-- WRITTEN REQUEST --
Look over the lines below. Report each one that includes the string "down".
------ ITEMS ------
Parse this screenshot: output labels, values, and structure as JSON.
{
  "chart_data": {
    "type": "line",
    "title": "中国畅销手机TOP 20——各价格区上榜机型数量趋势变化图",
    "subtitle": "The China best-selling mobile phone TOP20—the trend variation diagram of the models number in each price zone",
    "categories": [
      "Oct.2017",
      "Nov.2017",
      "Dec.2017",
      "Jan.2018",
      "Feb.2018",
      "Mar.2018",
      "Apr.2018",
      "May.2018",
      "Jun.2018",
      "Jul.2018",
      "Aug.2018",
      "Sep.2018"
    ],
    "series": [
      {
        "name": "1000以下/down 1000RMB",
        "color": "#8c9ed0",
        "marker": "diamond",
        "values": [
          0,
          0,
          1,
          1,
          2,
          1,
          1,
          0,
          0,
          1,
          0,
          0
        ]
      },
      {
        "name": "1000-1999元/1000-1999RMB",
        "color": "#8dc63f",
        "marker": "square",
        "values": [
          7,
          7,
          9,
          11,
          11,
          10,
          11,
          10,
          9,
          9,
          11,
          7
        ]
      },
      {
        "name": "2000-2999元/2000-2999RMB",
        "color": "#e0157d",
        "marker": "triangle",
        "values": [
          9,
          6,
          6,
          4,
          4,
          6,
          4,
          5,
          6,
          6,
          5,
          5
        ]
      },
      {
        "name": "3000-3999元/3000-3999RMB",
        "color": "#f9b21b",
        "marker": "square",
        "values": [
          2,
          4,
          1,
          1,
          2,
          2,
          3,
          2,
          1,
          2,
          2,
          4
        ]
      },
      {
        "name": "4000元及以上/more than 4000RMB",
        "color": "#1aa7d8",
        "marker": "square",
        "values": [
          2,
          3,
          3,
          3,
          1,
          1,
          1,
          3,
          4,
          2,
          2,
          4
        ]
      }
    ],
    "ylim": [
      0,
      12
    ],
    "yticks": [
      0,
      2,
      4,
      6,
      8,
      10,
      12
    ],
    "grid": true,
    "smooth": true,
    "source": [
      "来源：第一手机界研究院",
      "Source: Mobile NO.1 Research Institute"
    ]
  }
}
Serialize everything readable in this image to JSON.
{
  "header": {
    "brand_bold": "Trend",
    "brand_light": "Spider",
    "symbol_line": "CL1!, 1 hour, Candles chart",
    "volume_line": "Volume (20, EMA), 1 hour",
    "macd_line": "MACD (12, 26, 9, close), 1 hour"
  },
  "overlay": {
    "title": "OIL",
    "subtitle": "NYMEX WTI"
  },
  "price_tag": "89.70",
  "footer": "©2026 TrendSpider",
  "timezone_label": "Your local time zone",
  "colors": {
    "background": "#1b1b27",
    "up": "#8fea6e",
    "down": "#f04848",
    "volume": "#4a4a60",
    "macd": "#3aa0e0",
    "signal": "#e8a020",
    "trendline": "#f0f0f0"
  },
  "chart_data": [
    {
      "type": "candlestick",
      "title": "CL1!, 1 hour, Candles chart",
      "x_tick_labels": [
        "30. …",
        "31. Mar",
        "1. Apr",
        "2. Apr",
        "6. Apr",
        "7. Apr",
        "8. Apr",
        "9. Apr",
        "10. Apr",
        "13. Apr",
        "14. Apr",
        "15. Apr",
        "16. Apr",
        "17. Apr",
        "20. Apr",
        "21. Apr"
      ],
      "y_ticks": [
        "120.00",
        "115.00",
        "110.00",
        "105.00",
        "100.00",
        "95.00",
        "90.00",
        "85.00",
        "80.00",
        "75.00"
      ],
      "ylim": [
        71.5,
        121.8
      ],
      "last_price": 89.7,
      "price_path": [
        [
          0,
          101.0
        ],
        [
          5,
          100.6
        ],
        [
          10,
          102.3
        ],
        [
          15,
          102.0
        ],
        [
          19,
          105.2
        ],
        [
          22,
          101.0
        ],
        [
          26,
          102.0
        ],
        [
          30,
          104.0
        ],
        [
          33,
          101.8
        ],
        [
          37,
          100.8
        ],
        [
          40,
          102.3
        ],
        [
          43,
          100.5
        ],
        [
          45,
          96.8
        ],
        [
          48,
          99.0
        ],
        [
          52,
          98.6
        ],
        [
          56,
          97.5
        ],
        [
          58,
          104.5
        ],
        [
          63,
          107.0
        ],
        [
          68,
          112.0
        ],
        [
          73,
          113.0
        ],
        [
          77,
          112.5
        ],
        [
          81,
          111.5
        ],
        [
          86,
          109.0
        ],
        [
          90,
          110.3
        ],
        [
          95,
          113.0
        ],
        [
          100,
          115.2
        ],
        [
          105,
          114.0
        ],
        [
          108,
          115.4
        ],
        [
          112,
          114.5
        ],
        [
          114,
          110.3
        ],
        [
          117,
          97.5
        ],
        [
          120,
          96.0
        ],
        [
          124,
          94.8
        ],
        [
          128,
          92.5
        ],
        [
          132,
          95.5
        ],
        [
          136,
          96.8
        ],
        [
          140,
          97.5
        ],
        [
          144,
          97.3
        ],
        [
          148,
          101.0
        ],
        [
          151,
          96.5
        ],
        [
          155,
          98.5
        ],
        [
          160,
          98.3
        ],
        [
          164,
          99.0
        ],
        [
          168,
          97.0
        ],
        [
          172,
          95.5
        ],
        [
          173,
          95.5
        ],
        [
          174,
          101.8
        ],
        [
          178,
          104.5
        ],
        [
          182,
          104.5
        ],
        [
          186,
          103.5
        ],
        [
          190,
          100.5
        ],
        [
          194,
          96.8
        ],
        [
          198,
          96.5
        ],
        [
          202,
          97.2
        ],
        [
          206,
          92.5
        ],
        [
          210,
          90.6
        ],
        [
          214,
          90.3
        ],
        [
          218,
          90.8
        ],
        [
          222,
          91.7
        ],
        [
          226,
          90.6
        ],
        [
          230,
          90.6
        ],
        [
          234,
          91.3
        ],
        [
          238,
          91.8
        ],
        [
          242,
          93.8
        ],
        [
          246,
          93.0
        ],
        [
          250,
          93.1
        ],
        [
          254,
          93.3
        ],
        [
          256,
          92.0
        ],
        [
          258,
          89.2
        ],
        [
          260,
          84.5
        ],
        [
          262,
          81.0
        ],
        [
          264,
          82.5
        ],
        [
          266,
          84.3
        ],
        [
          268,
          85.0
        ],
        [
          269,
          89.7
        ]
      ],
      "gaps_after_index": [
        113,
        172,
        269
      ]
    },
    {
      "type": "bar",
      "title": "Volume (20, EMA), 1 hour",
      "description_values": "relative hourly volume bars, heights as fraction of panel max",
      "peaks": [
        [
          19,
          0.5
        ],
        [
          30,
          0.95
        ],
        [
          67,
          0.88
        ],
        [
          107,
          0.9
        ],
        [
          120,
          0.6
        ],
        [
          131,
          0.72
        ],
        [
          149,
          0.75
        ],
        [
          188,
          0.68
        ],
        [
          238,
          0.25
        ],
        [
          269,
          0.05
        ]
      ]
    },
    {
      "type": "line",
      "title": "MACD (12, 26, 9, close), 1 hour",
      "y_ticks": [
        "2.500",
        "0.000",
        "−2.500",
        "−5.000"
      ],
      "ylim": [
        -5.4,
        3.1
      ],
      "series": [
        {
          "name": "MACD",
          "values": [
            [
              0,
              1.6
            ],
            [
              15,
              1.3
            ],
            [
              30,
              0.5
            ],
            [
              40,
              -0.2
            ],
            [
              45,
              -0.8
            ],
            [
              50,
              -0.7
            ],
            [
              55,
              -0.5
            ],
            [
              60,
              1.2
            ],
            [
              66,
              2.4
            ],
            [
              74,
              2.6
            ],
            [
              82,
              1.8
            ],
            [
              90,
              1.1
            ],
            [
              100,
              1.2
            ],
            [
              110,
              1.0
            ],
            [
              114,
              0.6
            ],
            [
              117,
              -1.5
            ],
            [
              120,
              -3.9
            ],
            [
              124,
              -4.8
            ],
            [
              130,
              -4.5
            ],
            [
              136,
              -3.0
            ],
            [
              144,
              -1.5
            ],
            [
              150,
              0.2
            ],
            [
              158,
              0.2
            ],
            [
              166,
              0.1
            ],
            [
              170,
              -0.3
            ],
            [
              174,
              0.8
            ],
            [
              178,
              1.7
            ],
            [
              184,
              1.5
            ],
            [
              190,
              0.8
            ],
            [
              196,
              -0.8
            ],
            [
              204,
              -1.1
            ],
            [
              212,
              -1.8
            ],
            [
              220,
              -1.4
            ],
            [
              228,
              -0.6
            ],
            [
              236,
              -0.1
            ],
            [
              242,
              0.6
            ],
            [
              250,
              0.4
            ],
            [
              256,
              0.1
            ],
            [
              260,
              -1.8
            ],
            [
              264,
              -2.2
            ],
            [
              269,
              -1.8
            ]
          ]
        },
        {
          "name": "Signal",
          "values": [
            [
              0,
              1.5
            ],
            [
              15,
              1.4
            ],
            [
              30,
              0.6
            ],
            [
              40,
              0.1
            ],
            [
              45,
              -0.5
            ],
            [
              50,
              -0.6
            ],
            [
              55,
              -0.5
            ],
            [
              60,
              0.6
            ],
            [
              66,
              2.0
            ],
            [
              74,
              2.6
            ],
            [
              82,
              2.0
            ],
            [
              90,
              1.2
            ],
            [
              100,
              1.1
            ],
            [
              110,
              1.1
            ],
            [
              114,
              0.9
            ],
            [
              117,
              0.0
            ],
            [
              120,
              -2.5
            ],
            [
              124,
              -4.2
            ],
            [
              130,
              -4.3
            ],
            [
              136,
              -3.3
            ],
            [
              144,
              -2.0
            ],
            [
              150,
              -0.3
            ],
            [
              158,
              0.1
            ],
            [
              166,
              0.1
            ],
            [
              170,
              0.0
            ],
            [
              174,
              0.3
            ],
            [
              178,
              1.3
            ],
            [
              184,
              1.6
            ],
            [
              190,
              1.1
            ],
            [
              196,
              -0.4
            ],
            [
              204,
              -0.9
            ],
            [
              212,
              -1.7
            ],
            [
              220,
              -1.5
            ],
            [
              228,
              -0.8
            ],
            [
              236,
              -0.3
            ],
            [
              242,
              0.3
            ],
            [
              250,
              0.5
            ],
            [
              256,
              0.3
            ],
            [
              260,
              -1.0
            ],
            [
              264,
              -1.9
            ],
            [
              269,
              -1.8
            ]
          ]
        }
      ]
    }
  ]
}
------
-- ANSWER TO THE EXERCISE --
        "name": "1000以下/down 1000RMB",
    "down": "#f04848",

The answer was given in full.